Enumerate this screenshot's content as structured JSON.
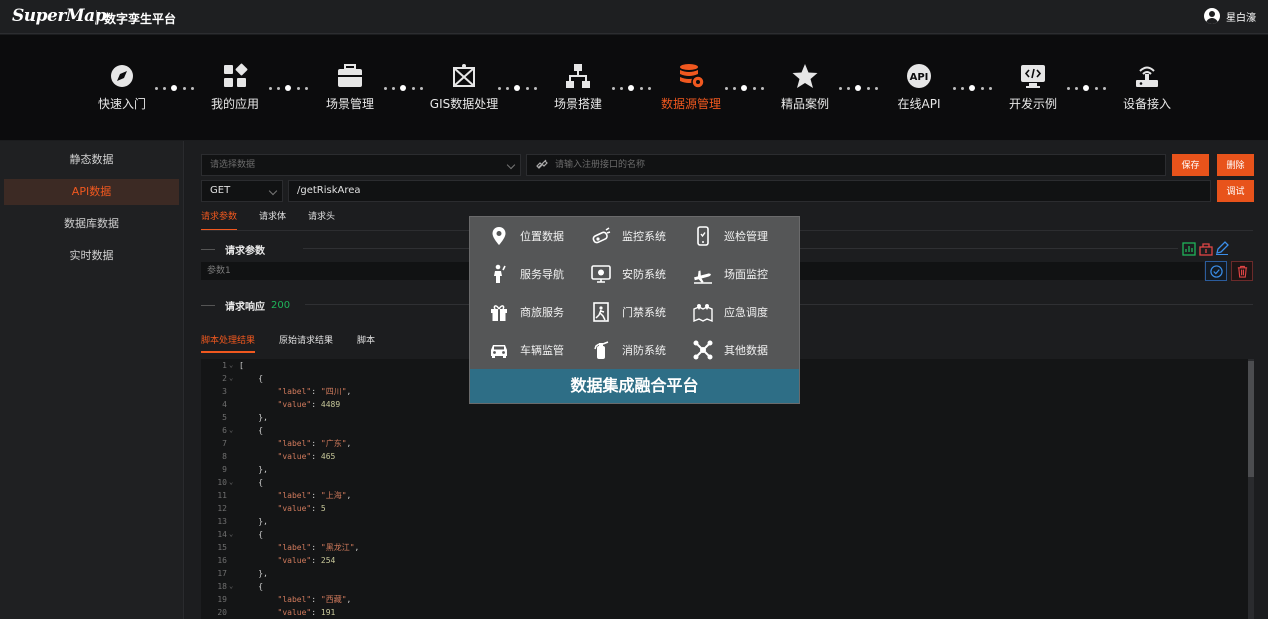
{
  "header": {
    "logo": "SuperMap",
    "brand": "数字孪生平台",
    "user": "星白濠"
  },
  "nav": [
    {
      "label": "快速入门",
      "icon": "compass-icon"
    },
    {
      "label": "我的应用",
      "icon": "apps-icon"
    },
    {
      "label": "场景管理",
      "icon": "toolbox-icon"
    },
    {
      "label": "GIS数据处理",
      "icon": "map-process-icon"
    },
    {
      "label": "场景搭建",
      "icon": "hierarchy-icon"
    },
    {
      "label": "数据源管理",
      "icon": "database-gear-icon",
      "active": true
    },
    {
      "label": "精品案例",
      "icon": "star-icon"
    },
    {
      "label": "在线API",
      "icon": "api-icon"
    },
    {
      "label": "开发示例",
      "icon": "code-monitor-icon"
    },
    {
      "label": "设备接入",
      "icon": "router-icon"
    }
  ],
  "sidebar": [
    {
      "label": "静态数据"
    },
    {
      "label": "API数据",
      "active": true
    },
    {
      "label": "数据库数据"
    },
    {
      "label": "实时数据"
    }
  ],
  "form": {
    "select_placeholder": "请选择数据",
    "api_placeholder": "请输入注册接口的名称",
    "save": "保存",
    "delete": "删除",
    "method": "GET",
    "url": "/getRiskArea",
    "debug": "调试"
  },
  "request_tabs": [
    "请求参数",
    "请求体",
    "请求头"
  ],
  "params": {
    "title": "请求参数",
    "row_placeholder": "参数1"
  },
  "response": {
    "title": "请求响应",
    "status": "200"
  },
  "result_tabs": [
    "脚本处理结果",
    "原始请求结果",
    "脚本"
  ],
  "code_lines": [
    {
      "n": "1",
      "fold": true,
      "t": "["
    },
    {
      "n": "2",
      "fold": true,
      "t": "    {"
    },
    {
      "n": "3",
      "kv": [
        "\"label\"",
        ": ",
        "\"四川\"",
        ","
      ]
    },
    {
      "n": "4",
      "kv": [
        "\"value\"",
        ": ",
        "4489",
        ""
      ]
    },
    {
      "n": "5",
      "t": "    },"
    },
    {
      "n": "6",
      "fold": true,
      "t": "    {"
    },
    {
      "n": "7",
      "kv": [
        "\"label\"",
        ": ",
        "\"广东\"",
        ","
      ]
    },
    {
      "n": "8",
      "kv": [
        "\"value\"",
        ": ",
        "465",
        ""
      ]
    },
    {
      "n": "9",
      "t": "    },"
    },
    {
      "n": "10",
      "fold": true,
      "t": "    {"
    },
    {
      "n": "11",
      "kv": [
        "\"label\"",
        ": ",
        "\"上海\"",
        ","
      ]
    },
    {
      "n": "12",
      "kv": [
        "\"value\"",
        ": ",
        "5",
        ""
      ]
    },
    {
      "n": "13",
      "t": "    },"
    },
    {
      "n": "14",
      "fold": true,
      "t": "    {"
    },
    {
      "n": "15",
      "kv": [
        "\"label\"",
        ": ",
        "\"黑龙江\"",
        ","
      ]
    },
    {
      "n": "16",
      "kv": [
        "\"value\"",
        ": ",
        "254",
        ""
      ]
    },
    {
      "n": "17",
      "t": "    },"
    },
    {
      "n": "18",
      "fold": true,
      "t": "    {"
    },
    {
      "n": "19",
      "kv": [
        "\"label\"",
        ": ",
        "\"西藏\"",
        ","
      ]
    },
    {
      "n": "20",
      "kv": [
        "\"value\"",
        ": ",
        "191",
        ""
      ]
    }
  ],
  "overlay": {
    "items": [
      {
        "label": "位置数据",
        "icon": "location-pin-icon"
      },
      {
        "label": "监控系统",
        "icon": "camera-icon"
      },
      {
        "label": "巡检管理",
        "icon": "phone-icon"
      },
      {
        "label": "服务导航",
        "icon": "person-guide-icon"
      },
      {
        "label": "安防系统",
        "icon": "monitor-icon"
      },
      {
        "label": "场面监控",
        "icon": "airplane-icon"
      },
      {
        "label": "商旅服务",
        "icon": "gift-icon"
      },
      {
        "label": "门禁系统",
        "icon": "door-icon"
      },
      {
        "label": "应急调度",
        "icon": "map-pins-icon"
      },
      {
        "label": "车辆监管",
        "icon": "car-icon"
      },
      {
        "label": "消防系统",
        "icon": "extinguisher-icon"
      },
      {
        "label": "其他数据",
        "icon": "molecule-icon"
      }
    ],
    "banner": "数据集成融合平台"
  },
  "colors": {
    "accent": "#f0581f",
    "banner": "#2e6e86",
    "status_ok": "#1fb45a"
  }
}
::::::::::
▶ TASK TO COMPLETE: Every line of the material is to be quoted exactly, with no pictures carried over.

▶ FINISHED TASK:
Enumerate this screenshot's content as structured JSON.
{
  "header": {
    "logo": "SuperMap",
    "brand": "数字孪生平台",
    "user": "星白濠"
  },
  "nav": [
    {
      "label": "快速入门",
      "icon": "compass-icon"
    },
    {
      "label": "我的应用",
      "icon": "apps-icon"
    },
    {
      "label": "场景管理",
      "icon": "toolbox-icon"
    },
    {
      "label": "GIS数据处理",
      "icon": "map-process-icon"
    },
    {
      "label": "场景搭建",
      "icon": "hierarchy-icon"
    },
    {
      "label": "数据源管理",
      "icon": "database-gear-icon",
      "active": true
    },
    {
      "label": "精品案例",
      "icon": "star-icon"
    },
    {
      "label": "在线API",
      "icon": "api-icon"
    },
    {
      "label": "开发示例",
      "icon": "code-monitor-icon"
    },
    {
      "label": "设备接入",
      "icon": "router-icon"
    }
  ],
  "sidebar": [
    {
      "label": "静态数据"
    },
    {
      "label": "API数据",
      "active": true
    },
    {
      "label": "数据库数据"
    },
    {
      "label": "实时数据"
    }
  ],
  "form": {
    "select_placeholder": "请选择数据",
    "api_placeholder": "请输入注册接口的名称",
    "save": "保存",
    "delete": "删除",
    "method": "GET",
    "url": "/getRiskArea",
    "debug": "调试"
  },
  "request_tabs": [
    "请求参数",
    "请求体",
    "请求头"
  ],
  "params": {
    "title": "请求参数",
    "row_placeholder": "参数1"
  },
  "response": {
    "title": "请求响应",
    "status": "200"
  },
  "result_tabs": [
    "脚本处理结果",
    "原始请求结果",
    "脚本"
  ],
  "code_lines": [
    {
      "n": "1",
      "fold": true,
      "t": "["
    },
    {
      "n": "2",
      "fold": true,
      "t": "    {"
    },
    {
      "n": "3",
      "kv": [
        "\"label\"",
        ": ",
        "\"四川\"",
        ","
      ]
    },
    {
      "n": "4",
      "kv": [
        "\"value\"",
        ": ",
        "4489",
        ""
      ]
    },
    {
      "n": "5",
      "t": "    },"
    },
    {
      "n": "6",
      "fold": true,
      "t": "    {"
    },
    {
      "n": "7",
      "kv": [
        "\"label\"",
        ": ",
        "\"广东\"",
        ","
      ]
    },
    {
      "n": "8",
      "kv": [
        "\"value\"",
        ": ",
        "465",
        ""
      ]
    },
    {
      "n": "9",
      "t": "    },"
    },
    {
      "n": "10",
      "fold": true,
      "t": "    {"
    },
    {
      "n": "11",
      "kv": [
        "\"label\"",
        ": ",
        "\"上海\"",
        ","
      ]
    },
    {
      "n": "12",
      "kv": [
        "\"value\"",
        ": ",
        "5",
        ""
      ]
    },
    {
      "n": "13",
      "t": "    },"
    },
    {
      "n": "14",
      "fold": true,
      "t": "    {"
    },
    {
      "n": "15",
      "kv": [
        "\"label\"",
        ": ",
        "\"黑龙江\"",
        ","
      ]
    },
    {
      "n": "16",
      "kv": [
        "\"value\"",
        ": ",
        "254",
        ""
      ]
    },
    {
      "n": "17",
      "t": "    },"
    },
    {
      "n": "18",
      "fold": true,
      "t": "    {"
    },
    {
      "n": "19",
      "kv": [
        "\"label\"",
        ": ",
        "\"西藏\"",
        ","
      ]
    },
    {
      "n": "20",
      "kv": [
        "\"value\"",
        ": ",
        "191",
        ""
      ]
    }
  ],
  "overlay": {
    "items": [
      {
        "label": "位置数据",
        "icon": "location-pin-icon"
      },
      {
        "label": "监控系统",
        "icon": "camera-icon"
      },
      {
        "label": "巡检管理",
        "icon": "phone-icon"
      },
      {
        "label": "服务导航",
        "icon": "person-guide-icon"
      },
      {
        "label": "安防系统",
        "icon": "monitor-icon"
      },
      {
        "label": "场面监控",
        "icon": "airplane-icon"
      },
      {
        "label": "商旅服务",
        "icon": "gift-icon"
      },
      {
        "label": "门禁系统",
        "icon": "door-icon"
      },
      {
        "label": "应急调度",
        "icon": "map-pins-icon"
      },
      {
        "label": "车辆监管",
        "icon": "car-icon"
      },
      {
        "label": "消防系统",
        "icon": "extinguisher-icon"
      },
      {
        "label": "其他数据",
        "icon": "molecule-icon"
      }
    ],
    "banner": "数据集成融合平台"
  },
  "colors": {
    "accent": "#f0581f",
    "banner": "#2e6e86",
    "status_ok": "#1fb45a"
  }
}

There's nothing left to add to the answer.